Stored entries
***
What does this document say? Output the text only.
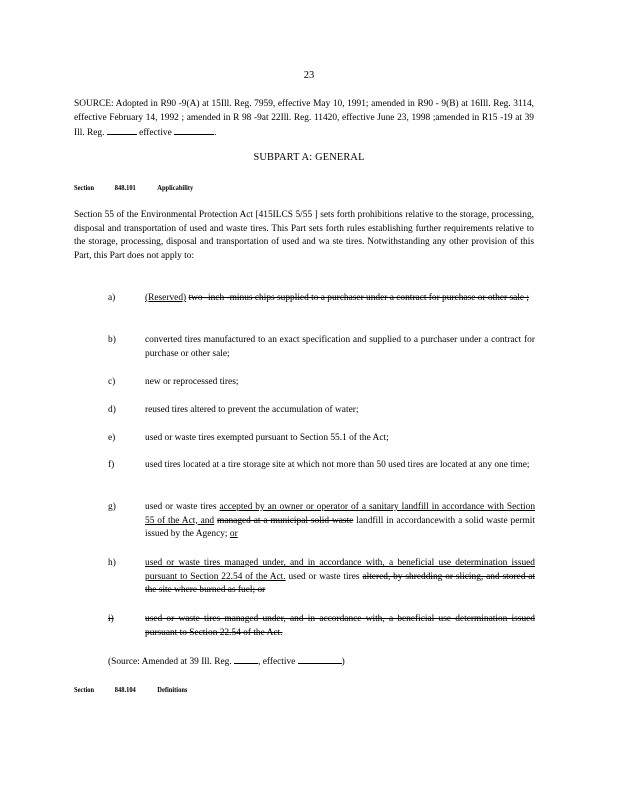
23
SOURCE: Adopted in R90 -9(A) at 15Ill. Reg. 7959, effective May 10, 1991; amended in R90 - 9(B) at 16Ill. Reg. 3114, effective February 14, 1992 ; amended in R 98 -9at 22Ill. Reg. 11420, effective June 23, 1998 ;amended in R15 -19 at 39 Ill. Reg.	effective	.
SUBPART A: GENERAL
Section	848.101	Applicability
Section 55 of the Environmental Protection Act [415ILCS 5/55 ] sets forth prohibitions relative to the storage, processing, disposal and transportation of used and waste tires. This Part sets forth rules establishing further requirements relative to the storage, processing, disposal and transportation of used and wa ste tires. Notwithstanding any other provision of this Part, this Part does not apply to:
a)	(Reserved) two -inch -minus chips supplied to a purchaser under a contract for purchase or other sale ;
b)	converted tires manufactured to an exact specification and supplied to a purchaser under a contract for purchase or other sale;
c)	new or reprocessed tires;
d)	reused tires altered to prevent the accumulation of water;
e)	used or waste tires exempted pursuant to Section 55.1 of the Act;
f)	used tires located at a tire storage site at which not more than 50 used tires are located at any one time;
g)	used or waste tires accepted by an owner or operator of a sanitary landfill in accordance with Section 55 of the Act, and managed at a municipal solid waste landfill in accordancewith a solid waste permit issued by the Agency; or
h)	used or waste tires managed under, and in accordance with, a beneficial use determination issued pursuant to Section 22.54 of the Act. used or waste tires altered, by shredding or slicing, and stored at the site where burned as fuel; or
i)	used or waste tires managed under, and in accordance with, a beneficial use determination issued pursuant to Section 22.54 of the Act.
(Source: Amended at 39 Ill. Reg.	, effective	)
Section	848.104	Definitions
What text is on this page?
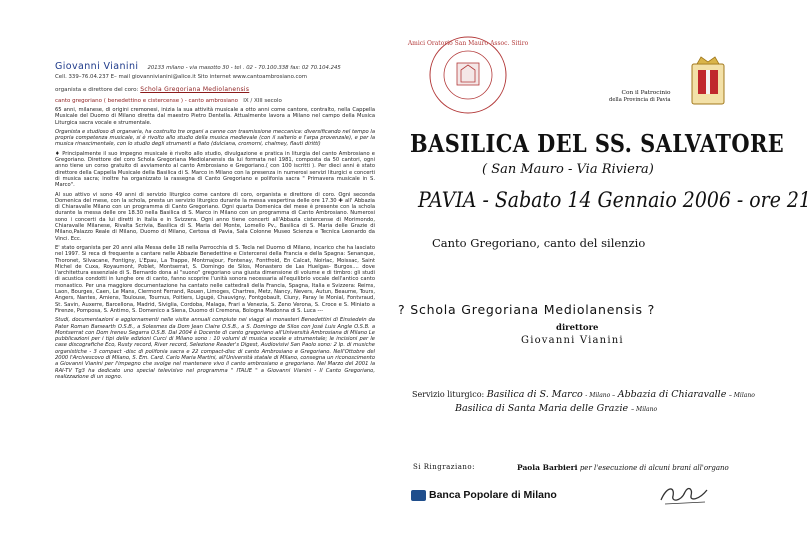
Giovanni Vianini 20133 milano - via masotto 30 - tel . 02 - 70.100.338 fax: 02 70.104.245
Cell. 339–76.04.237 E– mail giovannivianini@alice.it Sito internet www.cantoambrosiano.com
organista e direttore del coro: Schola Gregoriana Mediolanensis
canto gregoriano ( benedettino e cistercense ) - canto ambrosiano IX / XIII secolo
65 anni, milanese, di origini cremonesi, inizia la sua attività musicale a otto anni come cantore, contralto, nella Cappella Musicale del Duomo di Milano diretta dal maestro Pietro Dentella. Attualmente lavora a Milano nel campo della Musica Liturgica sacra vocale e strumentale.
Organista e studioso di organaria, ha costruito tre organi a canne con trasmissione meccanica: diversificando nel tempo la propria competenza musicale, si è rivolto allo studio della musica medievale (con il salterio e l'arpa provenzale), e per la musica rinascimentale, con lo studio degli strumenti a fiato (dulciana, cromorni, chalmey, flauti diritti)
♦ Principalmente il suo impegno musicale è rivolto allo studio, divulgazione e pratica in liturgia del canto Ambrosiano e Gregoriano. Direttore del coro Schola Gregoriana Mediolanensis da lui formata nel 1981, composta da 50 cantori, ogni anno tiene un corso gratuito di avviamento al canto Ambrosiano e Gregoriano.( con 100 iscritti ). Per dieci anni è stato direttore della Cappella Musicale della Basilica di S. Marco in Milano con la presenza in numerosi servizi liturgici e concerti di musica sacra; inoltre ha organizzato la rassegna di Canto Gregoriano e polifonia sacra " Primavera musicale in S. Marco".
Al suo attivo vi sono 49 anni di servizio liturgico come cantore di coro, organista e direttore di coro. Ogni seconda Domenica del mese, con la schola, presta un servizio liturgico durante la messa vespertina delle ore 17.30 ✚ all' Abbazia di Chiaravalle Milano con un programma di Canto Gregoriano. Ogni quarta Domenica del mese è presente con la schola durante la messa delle ore 18.30 nella Basilica di S. Marco in Milano con un programma di Canto Ambrosiano. Numerosi sono i concerti da lui diretti in Italia e in Svizzera. Ogni anno tiene concerti all'Abbazia cistercense di Morimondo, Chiaravalle Milanese, Rivalta Scrivia, Basilica di S. Maria del Monte, Lomello Pv., Basilica di S. Maria delle Grazie di Milano,Palazzo Reale di Milano, Duomo di Milano, Certosa di Pavia, Sala Colonne Museo Scienza e Tecnica Leonardo da Vinci. Ecc.
E' stato organista per 20 anni alla Messa delle 18 nella Parrocchia di S. Tecla nel Duomo di Milano, incarico che ha lasciato nel 1997. Si reca di frequente a cantare nelle Abbazie Benedettine e Cistercensi della Francia e della Spagna: Senanque, Thoronet, Silvacane, Fontigny, L'Epau, La Trappe, Montmajour, Fontenay, Fontfroid, En Calcat, Noirlac, Moissac, Saint Michel de Cuxa, Royaumont, Poblet, Montserrat, S. Domingo de Silos, Monastero de Las Huelgas- Burgos.... dove l'architettura essenziale di S. Bernardo dona al "suono" gregoriano una giusta dimensione di volume e di timbro: gli studi di acustica condotti in lunghe ore di canto, fanno scoprire l'unità sonora necessaria all'equilibrio vocale dell'antico canto monastico. Per una maggiore documentazione ha cantato nelle cattedrali della Francia, Spagna, Italia e Svizzera: Reims, Laon, Bourges, Caen, Le Mans, Clermont Ferrand, Rouen, Limoges, Chartres, Metz, Nancy, Nevers, Autun, Beaume, Tours, Angers, Nantes, Amiens, Toulouse, Tournus, Poitiers, Ligugé, Chauvigny, Fontgobault, Cluny, Paray le Monial, Fontvraud, St. Savin, Auxerre, Barcellona, Madrid, Siviglia, Cordoba, Malaga, Frari a Venezia, S. Zeno Verona, S. Croce e S. Miniato a Firenze, Pomposa, S. Antimo, S. Domenico a Siena, Duomo di Cremona, Bologna Madonna di S. Luca ---
Studi, documentazioni e aggiornamenti nelle visite annuali compiute nei viaggi ai monasteri Benedettini di Einsiedeln da Pater Roman Banwarth O.S.B., a Solesmes da Dom Jean Claire O.S.B., a S. Domingo de Silos con José Luis Angle O.S.B. a Montserrat con Dom Ireneu Segarra O.S.B. Dal 2004 è Docente di canto gregoriano all'Università Ambrosiana di Milano Le pubblicazioni per i tipi delle edizioni Curci di Milano sono : 10 volumi di musica vocale e strumentale; le incisioni per le case discografiche Eco, Rusty record, River record, Selezione Reader's Digest, Audiovisivi San Paolo sono: 2 lp. di musiche organistiche - 3 compact -disc di polifonia sacra e 22 compact-disc di canto Ambrosiano e Gregoriano. Nell'Ottobre del 2000 l'Arcivescovo di Milano, S. Em. Card. Carlo Maria Martini, all'Università statale di Milano, consegna un riconoscimento a Giovanni Vianini per l'impegno che svolge nel mantenere vivo il canto ambrosiano e gregoriano. Nel Marzo del 2001 la RAI-TV Tg3 ha dedicato uno special televisivo nel programma " ITALIE " a Giovanni Vianini - Il Canto Gregoriano, realizzazione di un sogno.
Amici Oratorio San Mauro Assoc. Sitiro
Con il Patrocinio
della Provincia di Pavia
BASILICA DEL SS. SALVATORE
( San Mauro - Via Riviera)
PAVIA - Sabato 14 Gennaio 2006 - ore 21
Canto Gregoriano, canto del silenzio
? Schola Gregoriana Mediolanensis ?
direttore
Giovanni Vianini
Servizio liturgico: Basilica di S. Marco - Milano – Abbazia di Chiaravalle – Milano
Basilica di Santa Maria delle Grazie – Milano
Si Ringraziano:	Paola Barbieri per l'esecuzione di alcuni brani all'organo
Banca Popolare di Milano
***
**What this task involves**
Repeat verbatim all the material, but not the pictures.

**Solution for this task**
What does this document say? Output the text only.
23
SOURCE: Adopted in R90 -9(A) at 15Ill. Reg. 7959, effective May 10, 1991; amended in R90 - 9(B) at 16Ill. Reg. 3114, effective February 14, 1992 ; amended in R 98 -9at 22Ill. Reg. 11420, effective June 23, 1998 ;amended in R15 -19 at 39 Ill. Reg.	effective	.
SUBPART A: GENERAL
Section	848.101	Applicability
Section 55 of the Environmental Protection Act [415ILCS 5/55 ] sets forth prohibitions relative to the storage, processing, disposal and transportation of used and waste tires. This Part sets forth rules establishing further requirements relative to the storage, processing, disposal and transportation of used and wa ste tires. Notwithstanding any other provision of this Part, this Part does not apply to:
a)	(Reserved) two -inch -minus chips supplied to a purchaser under a contract for purchase or other sale ;
b)	converted tires manufactured to an exact specification and supplied to a purchaser under a contract for purchase or other sale;
c)	new or reprocessed tires;
d)	reused tires altered to prevent the accumulation of water;
e)	used or waste tires exempted pursuant to Section 55.1 of the Act;
f)	used tires located at a tire storage site at which not more than 50 used tires are located at any one time;
g)	used or waste tires accepted by an owner or operator of a sanitary landfill in accordance with Section 55 of the Act, and managed at a municipal solid waste landfill in accordancewith a solid waste permit issued by the Agency; or
h)	used or waste tires managed under, and in accordance with, a beneficial use determination issued pursuant to Section 22.54 of the Act. used or waste tires altered, by shredding or slicing, and stored at the site where burned as fuel; or
i)	used or waste tires managed under, and in accordance with, a beneficial use determination issued pursuant to Section 22.54 of the Act.
(Source: Amended at 39 Ill. Reg.	, effective	)
Section	848.104	Definitions
What text is on this page?
Giovanni Vianini 20133 milano - via masotto 30 - tel . 02 - 70.100.338 fax: 02 70.104.245
Cell. 339–76.04.237 E– mail giovannivianini@alice.it Sito internet www.cantoambrosiano.com
organista e direttore del coro: Schola Gregoriana Mediolanensis
canto gregoriano ( benedettino e cistercense ) - canto ambrosiano IX / XIII secolo
65 anni, milanese, di origini cremonesi, inizia la sua attività musicale a otto anni come cantore, contralto, nella Cappella Musicale del Duomo di Milano diretta dal maestro Pietro Dentella. Attualmente lavora a Milano nel campo della Musica Liturgica sacra vocale e strumentale.
Organista e studioso di organaria, ha costruito tre organi a canne con trasmissione meccanica: diversificando nel tempo la propria competenza musicale, si è rivolto allo studio della musica medievale (con il salterio e l'arpa provenzale), e per la musica rinascimentale, con lo studio degli strumenti a fiato (dulciana, cromorni, chalmey, flauti diritti)
♦ Principalmente il suo impegno musicale è rivolto allo studio, divulgazione e pratica in liturgia del canto Ambrosiano e Gregoriano. Direttore del coro Schola Gregoriana Mediolanensis da lui formata nel 1981, composta da 50 cantori, ogni anno tiene un corso gratuito di avviamento al canto Ambrosiano e Gregoriano.( con 100 iscritti ). Per dieci anni è stato direttore della Cappella Musicale della Basilica di S. Marco in Milano con la presenza in numerosi servizi liturgici e concerti di musica sacra; inoltre ha organizzato la rassegna di Canto Gregoriano e polifonia sacra " Primavera musicale in S. Marco".
Al suo attivo vi sono 49 anni di servizio liturgico come cantore di coro, organista e direttore di coro. Ogni seconda Domenica del mese, con la schola, presta un servizio liturgico durante la messa vespertina delle ore 17.30 ✚ all' Abbazia di Chiaravalle Milano con un programma di Canto Gregoriano. Ogni quarta Domenica del mese è presente con la schola durante la messa delle ore 18.30 nella Basilica di S. Marco in Milano con un programma di Canto Ambrosiano. Numerosi sono i concerti da lui diretti in Italia e in Svizzera. Ogni anno tiene concerti all'Abbazia cistercense di Morimondo, Chiaravalle Milanese, Rivalta Scrivia, Basilica di S. Maria del Monte, Lomello Pv., Basilica di S. Maria delle Grazie di Milano,Palazzo Reale di Milano, Duomo di Milano, Certosa di Pavia, Sala Colonne Museo Scienza e Tecnica Leonardo da Vinci. Ecc.
E' stato organista per 20 anni alla Messa delle 18 nella Parrocchia di S. Tecla nel Duomo di Milano, incarico che ha lasciato nel 1997. Si reca di frequente a cantare nelle Abbazie Benedettine e Cistercensi della Francia e della Spagna: Senanque, Thoronet, Silvacane, Fontigny, L'Epau, La Trappe, Montmajour, Fontenay, Fontfroid, En Calcat, Noirlac, Moissac, Saint Michel de Cuxa, Royaumont, Poblet, Montserrat, S. Domingo de Silos, Monastero de Las Huelgas- Burgos.... dove l'architettura essenziale di S. Bernardo dona al "suono" gregoriano una giusta dimensione di volume e di timbro: gli studi di acustica condotti in lunghe ore di canto, fanno scoprire l'unità sonora necessaria all'equilibrio vocale dell'antico canto monastico. Per una maggiore documentazione ha cantato nelle cattedrali della Francia, Spagna, Italia e Svizzera: Reims, Laon, Bourges, Caen, Le Mans, Clermont Ferrand, Rouen, Limoges, Chartres, Metz, Nancy, Nevers, Autun, Beaume, Tours, Angers, Nantes, Amiens, Toulouse, Tournus, Poitiers, Ligugé, Chauvigny, Fontgobault, Cluny, Paray le Monial, Fontvraud, St. Savin, Auxerre, Barcellona, Madrid, Siviglia, Cordoba, Malaga, Frari a Venezia, S. Zeno Verona, S. Croce e S. Miniato a Firenze, Pomposa, S. Antimo, S. Domenico a Siena, Duomo di Cremona, Bologna Madonna di S. Luca ---
Studi, documentazioni e aggiornamenti nelle visite annuali compiute nei viaggi ai monasteri Benedettini di Einsiedeln da Pater Roman Banwarth O.S.B., a Solesmes da Dom Jean Claire O.S.B., a S. Domingo de Silos con José Luis Angle O.S.B. a Montserrat con Dom Ireneu Segarra O.S.B. Dal 2004 è Docente di canto gregoriano all'Università Ambrosiana di Milano Le pubblicazioni per i tipi delle edizioni Curci di Milano sono : 10 volumi di musica vocale e strumentale; le incisioni per le case discografiche Eco, Rusty record, River record, Selezione Reader's Digest, Audiovisivi San Paolo sono: 2 lp. di musiche organistiche - 3 compact -disc di polifonia sacra e 22 compact-disc di canto Ambrosiano e Gregoriano. Nell'Ottobre del 2000 l'Arcivescovo di Milano, S. Em. Card. Carlo Maria Martini, all'Università statale di Milano, consegna un riconoscimento a Giovanni Vianini per l'impegno che svolge nel mantenere vivo il canto ambrosiano e gregoriano. Nel Marzo del 2001 la RAI-TV Tg3 ha dedicato uno special televisivo nel programma " ITALIE " a Giovanni Vianini - Il Canto Gregoriano, realizzazione di un sogno.
Amici Oratorio San Mauro Assoc. Sitiro
Con il Patrocinio
della Provincia di Pavia
BASILICA DEL SS. SALVATORE
( San Mauro - Via Riviera)
PAVIA - Sabato 14 Gennaio 2006 - ore 21
Canto Gregoriano, canto del silenzio
? Schola Gregoriana Mediolanensis ?
direttore
Giovanni Vianini
Servizio liturgico: Basilica di S. Marco - Milano – Abbazia di Chiaravalle – Milano
Basilica di Santa Maria delle Grazie – Milano
Si Ringraziano:	Paola Barbieri per l'esecuzione di alcuni brani all'organo
Banca Popolare di Milano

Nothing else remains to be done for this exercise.